# Data supplied start
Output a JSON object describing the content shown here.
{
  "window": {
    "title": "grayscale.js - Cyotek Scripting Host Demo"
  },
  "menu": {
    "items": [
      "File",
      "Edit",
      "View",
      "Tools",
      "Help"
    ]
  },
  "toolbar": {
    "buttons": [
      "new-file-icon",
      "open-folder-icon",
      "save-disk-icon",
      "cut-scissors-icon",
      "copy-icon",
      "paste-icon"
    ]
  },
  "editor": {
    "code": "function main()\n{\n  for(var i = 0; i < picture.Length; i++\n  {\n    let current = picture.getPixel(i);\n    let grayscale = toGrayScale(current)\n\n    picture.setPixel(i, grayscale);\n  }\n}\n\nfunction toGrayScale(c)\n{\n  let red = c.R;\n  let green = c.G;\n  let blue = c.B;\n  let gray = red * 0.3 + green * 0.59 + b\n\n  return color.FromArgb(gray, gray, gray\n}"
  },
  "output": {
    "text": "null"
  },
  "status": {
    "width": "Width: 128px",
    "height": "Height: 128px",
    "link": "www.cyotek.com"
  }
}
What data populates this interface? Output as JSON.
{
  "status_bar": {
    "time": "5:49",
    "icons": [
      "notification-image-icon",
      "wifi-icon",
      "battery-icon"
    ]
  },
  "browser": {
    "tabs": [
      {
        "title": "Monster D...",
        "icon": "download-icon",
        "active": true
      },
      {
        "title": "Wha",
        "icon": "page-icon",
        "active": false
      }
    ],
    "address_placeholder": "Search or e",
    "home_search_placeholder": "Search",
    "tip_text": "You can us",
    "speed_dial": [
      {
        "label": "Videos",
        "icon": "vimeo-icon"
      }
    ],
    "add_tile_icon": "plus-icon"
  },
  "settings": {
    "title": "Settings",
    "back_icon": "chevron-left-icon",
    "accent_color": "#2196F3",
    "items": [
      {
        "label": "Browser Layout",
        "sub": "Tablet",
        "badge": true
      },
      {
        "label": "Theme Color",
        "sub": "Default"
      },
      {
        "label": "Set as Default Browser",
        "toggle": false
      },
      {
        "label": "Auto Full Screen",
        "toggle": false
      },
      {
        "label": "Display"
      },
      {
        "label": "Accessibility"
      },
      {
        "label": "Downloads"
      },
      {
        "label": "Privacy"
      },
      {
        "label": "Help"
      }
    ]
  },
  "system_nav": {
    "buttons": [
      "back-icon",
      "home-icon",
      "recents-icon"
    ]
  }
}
# Data supplied end
# Data supplied start
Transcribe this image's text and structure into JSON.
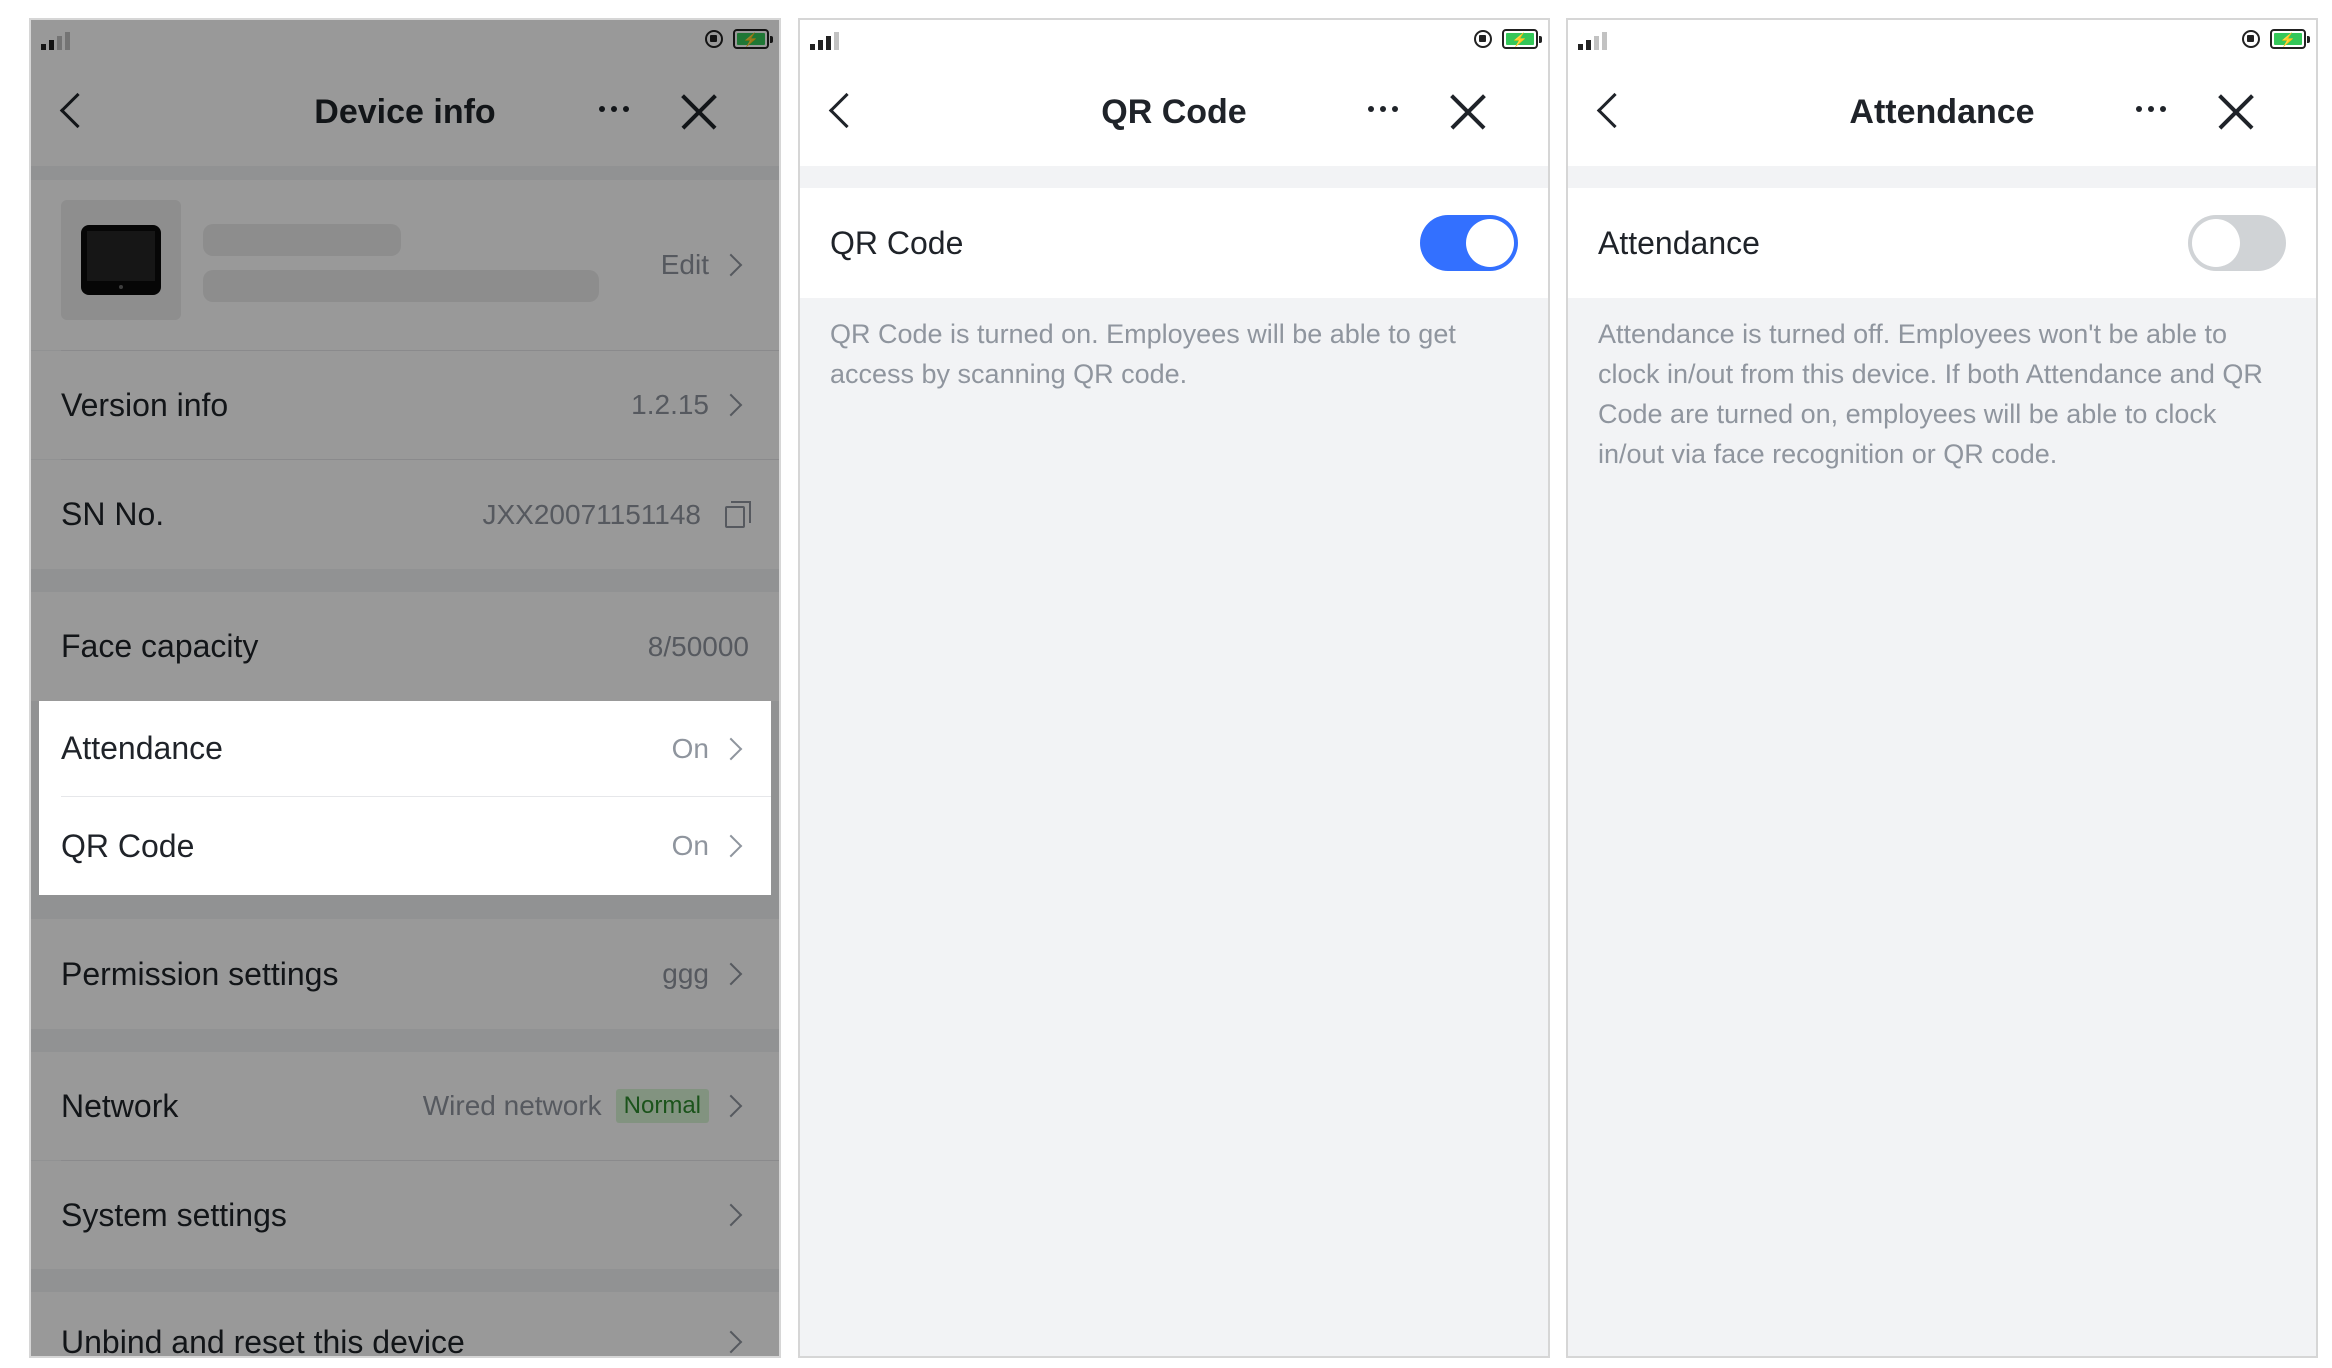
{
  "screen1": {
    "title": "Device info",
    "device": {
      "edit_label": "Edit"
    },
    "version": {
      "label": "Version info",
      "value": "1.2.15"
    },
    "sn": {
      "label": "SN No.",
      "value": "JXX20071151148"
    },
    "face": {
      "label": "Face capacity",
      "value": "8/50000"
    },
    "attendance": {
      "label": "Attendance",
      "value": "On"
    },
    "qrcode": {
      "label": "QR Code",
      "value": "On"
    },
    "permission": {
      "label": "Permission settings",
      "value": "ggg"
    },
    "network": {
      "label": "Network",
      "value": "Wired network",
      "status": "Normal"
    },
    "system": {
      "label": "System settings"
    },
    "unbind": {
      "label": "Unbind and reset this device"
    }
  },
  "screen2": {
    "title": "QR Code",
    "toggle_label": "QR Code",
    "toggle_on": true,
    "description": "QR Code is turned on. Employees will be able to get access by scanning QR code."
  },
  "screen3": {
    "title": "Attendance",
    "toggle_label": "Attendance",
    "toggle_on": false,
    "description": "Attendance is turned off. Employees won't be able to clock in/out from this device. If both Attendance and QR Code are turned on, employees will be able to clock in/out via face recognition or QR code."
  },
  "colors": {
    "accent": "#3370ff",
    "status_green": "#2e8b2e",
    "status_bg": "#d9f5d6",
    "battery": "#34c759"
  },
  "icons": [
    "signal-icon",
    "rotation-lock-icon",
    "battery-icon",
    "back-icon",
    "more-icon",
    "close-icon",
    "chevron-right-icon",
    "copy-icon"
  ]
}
# Data supplied end
Return every line of the preceding records in which the word "Search" appears.

    "address_placeholder": "Search or e",
    "home_search_placeholder": "Search",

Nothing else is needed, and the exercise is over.